WHAT IS ASKED:
1. Summarize the blog post about staying home in three sentences.
2. Write out the passage of the blog post about staying home between "So, fast forward" and "going on within.", inclusive.
3. In the blog post about staying home, which verse of 1 Corinthians 13 is quoted, and from which translation?

EXCERPTED PASSAGE:

....

My dear husband and I are asking the Lord to bless our decisions to homeschool and my staying home with the kids.
I believe that my staying home is critical to the fulfillment of my creation role. Can it be done otherwise? Sure, with God all things are possible... :/ It, however, was impossible for me. The likely reason? Operating in my own strength! <---FAIL! lol...
My perception of the issue (and I say that because there are 2 sides to every story) was that I worked outside the home and that his contribution inside the home was not enough. There was SO much that I felt responsible for. I don't feel the need to go into a lot of detail because plenty of you can relate. I have a home to care for and administrate, 3 children, 2 big dogs, etc. I was tired, exhausted, and worst of all, harboring resentment toward my husband.
1 Cor 13 admonishes us to "bear all things, believe all things, hope all things, and endure all things" (NASB, v7). I wasn't scoring very well in this area!
It was difficult for me to walk in the absolute truth of 1 Corinthians 13 with my husband. I was constantly keeping record of my offenses. I found it hard to truly respect him. I was having issues with being grateful for the things that he WAS doing because
to me, it was never enough. I was forever focused on his faults and never took the time to praise him for the areas in which he was truly winning.
So, fast forward to me making the decision to stay home. Get to it, right? :) I was kind of in-between jobs... I'd just resigned from one job and was poised to start with a new company within the next week. The new job would call for less hours per day, the same number of days per week. The pay was a bit less but the drive was going to be a bit further....in rush hour traffic. Boooooo!! :( I was happy in the sense that I was leaving my old gig behind for something less taxing but still very unsettled about what was going on within.

....

DATA SUPPLIED:
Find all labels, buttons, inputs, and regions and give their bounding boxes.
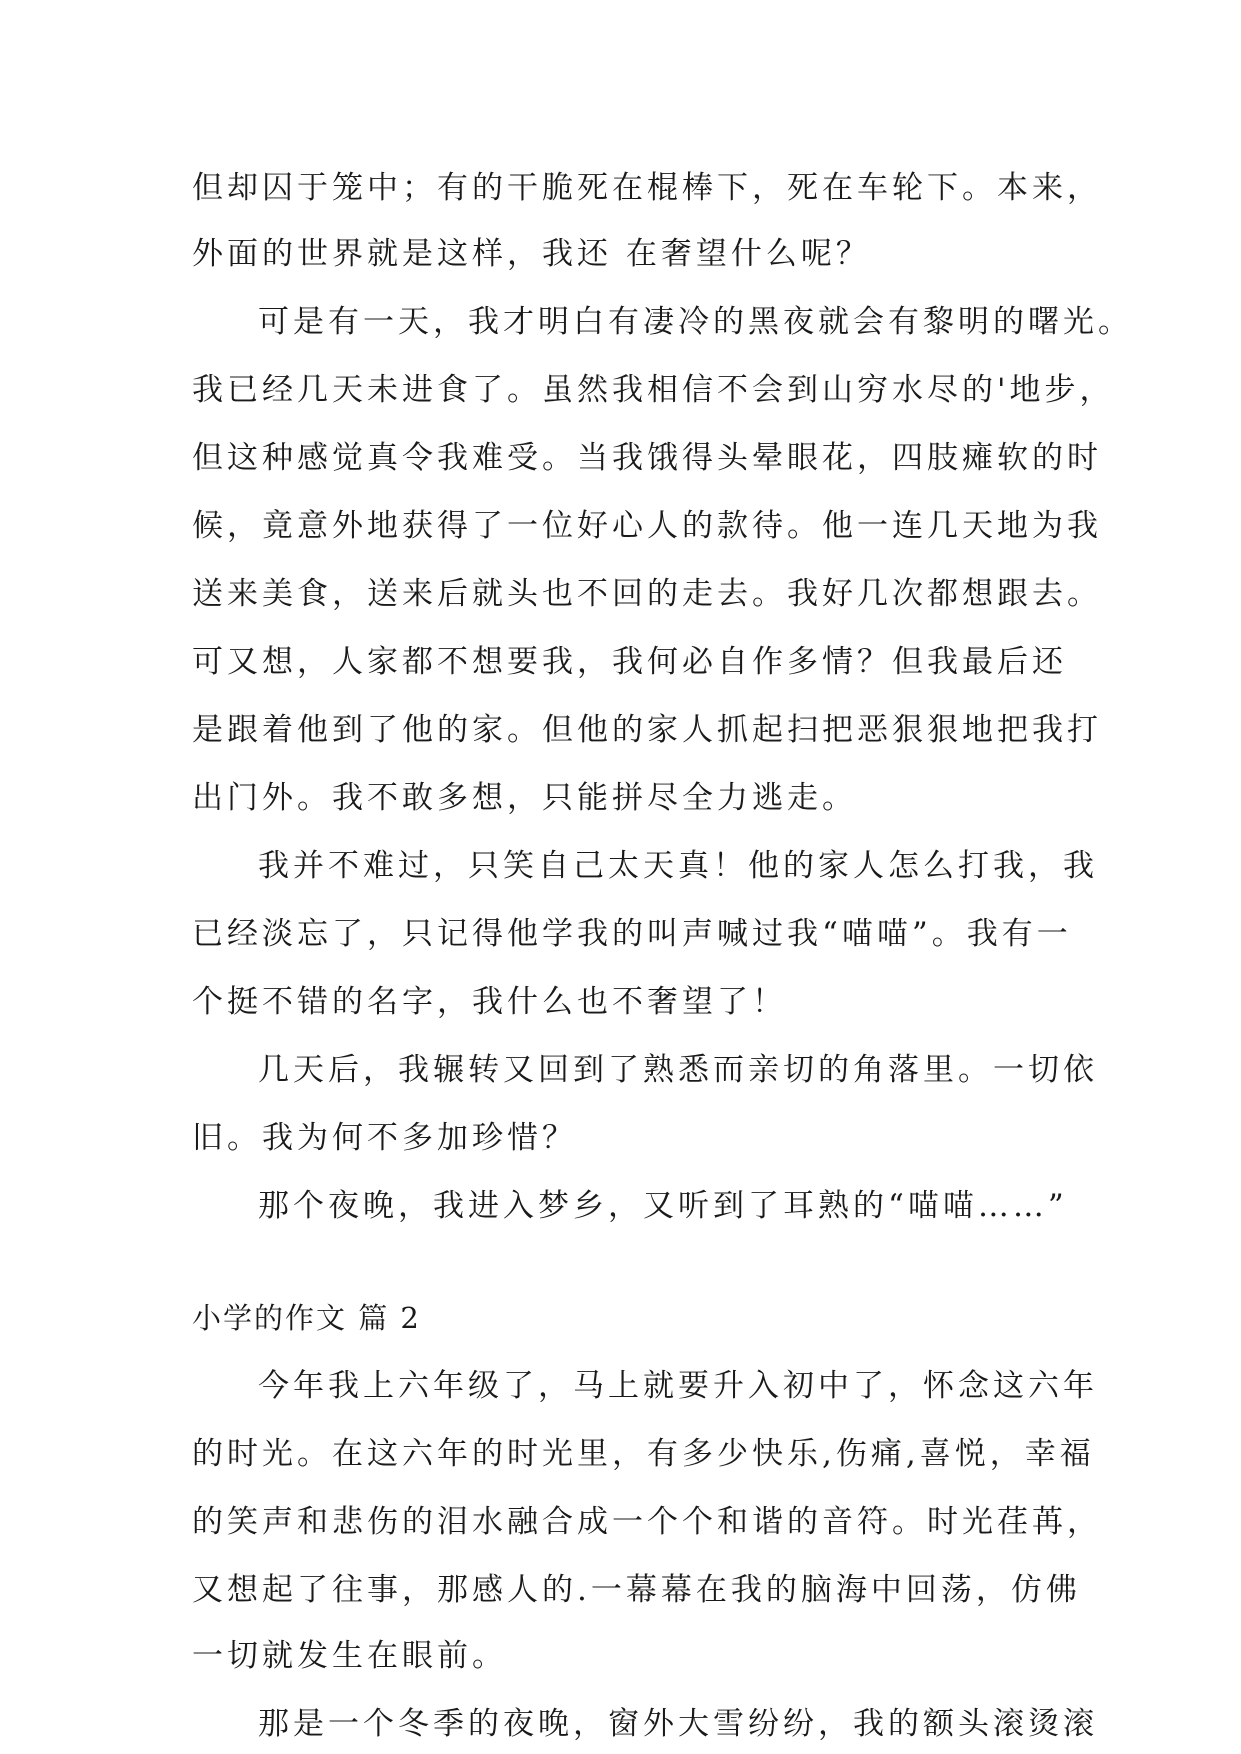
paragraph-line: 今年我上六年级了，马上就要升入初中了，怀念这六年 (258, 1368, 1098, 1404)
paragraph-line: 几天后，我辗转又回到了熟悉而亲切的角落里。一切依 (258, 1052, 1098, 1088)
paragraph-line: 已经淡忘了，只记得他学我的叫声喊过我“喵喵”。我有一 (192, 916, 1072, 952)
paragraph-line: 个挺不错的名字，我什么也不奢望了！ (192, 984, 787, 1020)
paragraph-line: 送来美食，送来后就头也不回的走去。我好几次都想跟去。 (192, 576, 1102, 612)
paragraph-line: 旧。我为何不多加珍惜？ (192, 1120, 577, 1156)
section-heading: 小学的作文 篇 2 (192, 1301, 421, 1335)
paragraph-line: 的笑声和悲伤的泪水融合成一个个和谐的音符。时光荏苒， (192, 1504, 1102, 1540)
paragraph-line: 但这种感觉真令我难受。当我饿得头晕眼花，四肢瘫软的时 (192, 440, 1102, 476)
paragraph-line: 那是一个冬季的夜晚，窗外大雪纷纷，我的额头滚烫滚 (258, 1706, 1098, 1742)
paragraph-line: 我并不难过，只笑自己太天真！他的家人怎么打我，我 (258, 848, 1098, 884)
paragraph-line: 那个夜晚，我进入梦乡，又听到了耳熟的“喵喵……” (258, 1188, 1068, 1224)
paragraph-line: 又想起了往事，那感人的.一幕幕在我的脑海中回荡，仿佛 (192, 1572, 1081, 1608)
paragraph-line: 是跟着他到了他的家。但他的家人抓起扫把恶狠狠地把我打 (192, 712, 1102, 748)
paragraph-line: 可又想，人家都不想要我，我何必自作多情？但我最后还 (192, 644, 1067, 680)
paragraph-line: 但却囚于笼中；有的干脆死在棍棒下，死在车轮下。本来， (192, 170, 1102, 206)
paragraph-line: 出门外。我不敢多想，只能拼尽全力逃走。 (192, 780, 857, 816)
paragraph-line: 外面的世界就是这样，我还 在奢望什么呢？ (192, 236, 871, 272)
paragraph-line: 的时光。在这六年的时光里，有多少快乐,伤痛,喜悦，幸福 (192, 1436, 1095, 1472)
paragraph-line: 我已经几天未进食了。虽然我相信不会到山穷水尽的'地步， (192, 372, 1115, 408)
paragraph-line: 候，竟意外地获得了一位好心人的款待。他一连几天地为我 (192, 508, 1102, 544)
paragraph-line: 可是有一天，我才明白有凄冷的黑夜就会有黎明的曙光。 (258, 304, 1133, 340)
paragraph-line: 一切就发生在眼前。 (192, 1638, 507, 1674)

....

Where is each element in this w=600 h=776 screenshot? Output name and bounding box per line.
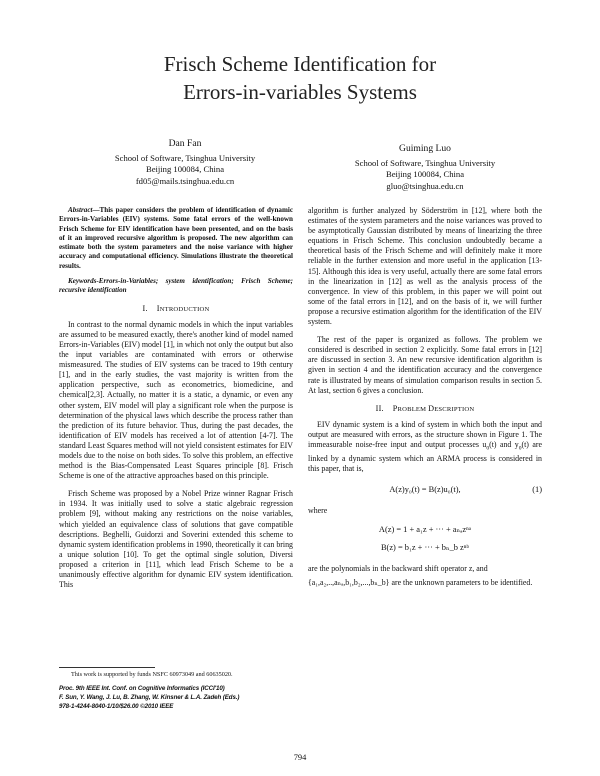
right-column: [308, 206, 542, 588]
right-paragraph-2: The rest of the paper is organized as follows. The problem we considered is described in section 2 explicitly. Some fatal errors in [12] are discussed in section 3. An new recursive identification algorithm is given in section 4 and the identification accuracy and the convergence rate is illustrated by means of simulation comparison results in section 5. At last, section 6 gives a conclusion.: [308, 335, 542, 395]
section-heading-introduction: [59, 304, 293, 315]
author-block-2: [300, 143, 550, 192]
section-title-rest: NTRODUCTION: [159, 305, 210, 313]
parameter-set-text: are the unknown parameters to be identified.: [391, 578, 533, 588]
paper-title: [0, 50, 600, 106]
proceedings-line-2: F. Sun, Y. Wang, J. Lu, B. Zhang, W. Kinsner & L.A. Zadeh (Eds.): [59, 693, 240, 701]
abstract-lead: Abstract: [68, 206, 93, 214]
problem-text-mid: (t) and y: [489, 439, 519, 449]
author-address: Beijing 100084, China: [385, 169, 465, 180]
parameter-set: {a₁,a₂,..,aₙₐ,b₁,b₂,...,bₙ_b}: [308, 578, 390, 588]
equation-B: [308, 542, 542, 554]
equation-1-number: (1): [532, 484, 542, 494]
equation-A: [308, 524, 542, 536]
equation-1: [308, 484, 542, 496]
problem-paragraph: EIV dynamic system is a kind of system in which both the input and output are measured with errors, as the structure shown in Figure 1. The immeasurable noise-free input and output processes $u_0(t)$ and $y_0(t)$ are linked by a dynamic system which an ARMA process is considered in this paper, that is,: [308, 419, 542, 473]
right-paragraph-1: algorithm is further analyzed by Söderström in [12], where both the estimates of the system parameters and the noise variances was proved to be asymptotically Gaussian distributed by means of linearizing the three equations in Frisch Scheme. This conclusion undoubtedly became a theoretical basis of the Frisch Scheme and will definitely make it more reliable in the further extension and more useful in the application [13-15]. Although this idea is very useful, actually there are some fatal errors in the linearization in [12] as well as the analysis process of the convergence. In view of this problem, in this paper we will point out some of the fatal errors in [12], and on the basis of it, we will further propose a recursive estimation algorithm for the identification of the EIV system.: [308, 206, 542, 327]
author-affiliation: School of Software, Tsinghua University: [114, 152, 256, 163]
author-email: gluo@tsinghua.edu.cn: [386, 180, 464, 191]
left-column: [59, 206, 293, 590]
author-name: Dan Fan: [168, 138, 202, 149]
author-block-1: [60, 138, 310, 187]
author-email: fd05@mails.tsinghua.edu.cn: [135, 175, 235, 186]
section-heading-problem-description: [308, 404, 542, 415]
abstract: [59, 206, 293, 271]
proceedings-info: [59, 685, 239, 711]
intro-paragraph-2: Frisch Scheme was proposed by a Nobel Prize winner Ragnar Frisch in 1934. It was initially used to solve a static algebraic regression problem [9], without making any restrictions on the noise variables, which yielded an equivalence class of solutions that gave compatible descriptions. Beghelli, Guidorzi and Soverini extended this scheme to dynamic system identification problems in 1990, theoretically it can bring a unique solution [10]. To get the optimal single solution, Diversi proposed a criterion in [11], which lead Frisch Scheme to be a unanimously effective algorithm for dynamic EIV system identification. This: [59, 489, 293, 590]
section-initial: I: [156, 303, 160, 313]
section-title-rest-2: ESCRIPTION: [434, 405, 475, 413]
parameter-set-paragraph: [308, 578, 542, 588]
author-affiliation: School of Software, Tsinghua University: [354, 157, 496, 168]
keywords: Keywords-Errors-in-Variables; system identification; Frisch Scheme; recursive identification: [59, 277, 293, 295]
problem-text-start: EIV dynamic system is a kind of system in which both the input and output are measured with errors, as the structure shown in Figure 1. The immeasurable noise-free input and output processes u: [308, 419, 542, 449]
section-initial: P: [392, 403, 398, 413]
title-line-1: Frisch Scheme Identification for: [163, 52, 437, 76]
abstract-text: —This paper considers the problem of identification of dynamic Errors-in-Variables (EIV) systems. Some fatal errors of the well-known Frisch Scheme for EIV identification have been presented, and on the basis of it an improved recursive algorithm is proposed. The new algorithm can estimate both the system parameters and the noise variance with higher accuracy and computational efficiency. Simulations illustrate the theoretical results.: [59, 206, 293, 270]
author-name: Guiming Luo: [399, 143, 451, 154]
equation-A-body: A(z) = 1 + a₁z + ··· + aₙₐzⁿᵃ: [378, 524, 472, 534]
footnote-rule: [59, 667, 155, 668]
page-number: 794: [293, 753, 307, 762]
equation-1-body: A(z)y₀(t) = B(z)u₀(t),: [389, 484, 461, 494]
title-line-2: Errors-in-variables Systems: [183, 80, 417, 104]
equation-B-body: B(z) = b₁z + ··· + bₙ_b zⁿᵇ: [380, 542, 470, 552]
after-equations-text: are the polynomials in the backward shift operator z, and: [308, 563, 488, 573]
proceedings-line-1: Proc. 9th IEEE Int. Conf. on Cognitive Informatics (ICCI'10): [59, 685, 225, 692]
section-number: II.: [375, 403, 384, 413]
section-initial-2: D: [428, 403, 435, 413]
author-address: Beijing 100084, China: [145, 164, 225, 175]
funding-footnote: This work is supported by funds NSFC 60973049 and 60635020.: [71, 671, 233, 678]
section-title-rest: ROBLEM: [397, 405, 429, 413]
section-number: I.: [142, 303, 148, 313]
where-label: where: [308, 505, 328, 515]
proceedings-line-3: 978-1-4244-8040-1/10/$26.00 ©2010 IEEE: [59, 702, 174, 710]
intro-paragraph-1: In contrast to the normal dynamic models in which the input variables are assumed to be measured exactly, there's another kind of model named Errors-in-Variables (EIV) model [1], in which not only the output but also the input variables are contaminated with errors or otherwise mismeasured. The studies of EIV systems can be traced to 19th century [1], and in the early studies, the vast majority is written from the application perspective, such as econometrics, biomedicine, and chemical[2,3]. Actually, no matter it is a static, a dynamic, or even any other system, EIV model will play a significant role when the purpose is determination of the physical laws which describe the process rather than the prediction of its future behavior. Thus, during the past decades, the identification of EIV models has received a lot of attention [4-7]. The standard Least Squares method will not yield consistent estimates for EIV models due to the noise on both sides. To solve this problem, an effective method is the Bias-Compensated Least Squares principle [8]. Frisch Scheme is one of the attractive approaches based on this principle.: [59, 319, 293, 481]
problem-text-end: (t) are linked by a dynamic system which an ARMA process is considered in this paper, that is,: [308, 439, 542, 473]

....

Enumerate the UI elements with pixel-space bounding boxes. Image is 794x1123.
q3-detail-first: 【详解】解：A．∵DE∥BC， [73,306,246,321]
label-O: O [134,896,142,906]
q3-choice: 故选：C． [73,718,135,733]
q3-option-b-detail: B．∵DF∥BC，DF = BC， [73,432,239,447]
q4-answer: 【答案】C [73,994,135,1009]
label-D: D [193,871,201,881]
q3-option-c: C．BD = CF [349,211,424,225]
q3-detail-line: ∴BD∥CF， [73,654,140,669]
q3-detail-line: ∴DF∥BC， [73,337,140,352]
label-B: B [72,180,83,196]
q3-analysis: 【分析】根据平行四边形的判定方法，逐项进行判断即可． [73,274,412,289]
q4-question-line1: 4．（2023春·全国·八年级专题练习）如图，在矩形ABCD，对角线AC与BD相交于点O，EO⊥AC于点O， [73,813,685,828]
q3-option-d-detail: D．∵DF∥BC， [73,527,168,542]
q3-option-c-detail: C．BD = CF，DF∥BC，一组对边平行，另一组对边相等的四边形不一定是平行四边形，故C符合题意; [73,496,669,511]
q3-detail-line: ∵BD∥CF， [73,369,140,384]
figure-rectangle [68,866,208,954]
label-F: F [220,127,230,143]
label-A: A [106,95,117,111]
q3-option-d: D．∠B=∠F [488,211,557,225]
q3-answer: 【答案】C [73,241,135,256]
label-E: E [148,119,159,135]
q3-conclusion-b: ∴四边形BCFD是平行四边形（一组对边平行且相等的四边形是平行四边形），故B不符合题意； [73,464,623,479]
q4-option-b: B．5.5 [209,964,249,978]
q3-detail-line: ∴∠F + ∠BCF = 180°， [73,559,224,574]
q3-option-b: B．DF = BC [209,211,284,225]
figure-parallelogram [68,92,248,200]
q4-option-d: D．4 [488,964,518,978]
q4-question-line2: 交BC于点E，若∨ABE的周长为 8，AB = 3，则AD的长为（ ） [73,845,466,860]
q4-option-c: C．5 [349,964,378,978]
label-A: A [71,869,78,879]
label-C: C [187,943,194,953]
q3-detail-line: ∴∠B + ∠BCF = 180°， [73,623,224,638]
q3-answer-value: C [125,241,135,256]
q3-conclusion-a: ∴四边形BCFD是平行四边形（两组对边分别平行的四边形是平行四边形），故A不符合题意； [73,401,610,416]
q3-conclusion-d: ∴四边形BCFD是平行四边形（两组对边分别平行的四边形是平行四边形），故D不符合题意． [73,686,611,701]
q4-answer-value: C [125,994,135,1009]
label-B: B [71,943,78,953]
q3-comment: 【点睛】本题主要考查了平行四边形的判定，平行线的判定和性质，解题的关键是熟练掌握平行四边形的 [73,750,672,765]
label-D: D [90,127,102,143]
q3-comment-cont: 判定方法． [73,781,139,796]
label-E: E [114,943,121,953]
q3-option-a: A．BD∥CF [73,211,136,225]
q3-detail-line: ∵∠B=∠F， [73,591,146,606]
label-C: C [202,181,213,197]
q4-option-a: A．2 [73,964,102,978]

....

THE RESULTS:
1. The writer and the writer's husband are asking the Lord to bless their decisions to homeschool and to have the writer stay home, which the writer sees as critical to fulfilling a creation role after finding it impossible to manage while operating in personal strength. While working outside the home, the writer felt responsible for too much, grew exhausted and resentful toward the husband, kept record of offenses, and struggled to respect or thank him, falling short of 1 Corinthians 13. Between jobs, having resigned from one and poised to start a less taxing one with fewer hours, slightly lower pay, and a longer drive, the writer was happy to leave the old job but still very unsettled within.

2.
So, fast forward to me making the decision to stay home. Get to it, right? :) I was kind of in-between jobs... I'd just resigned from one job and was poised to start with a new company within the next week. The new job would call for less hours per day, the same number of days per week. The pay was a bit less but the drive was going to be a bit further....in rush hour traffic. Boooooo!! :( I was happy in the sense that I was leaving my old gig behind for something less taxing but still very unsettled about what was going on within.

3. Verse 7, from the NASB.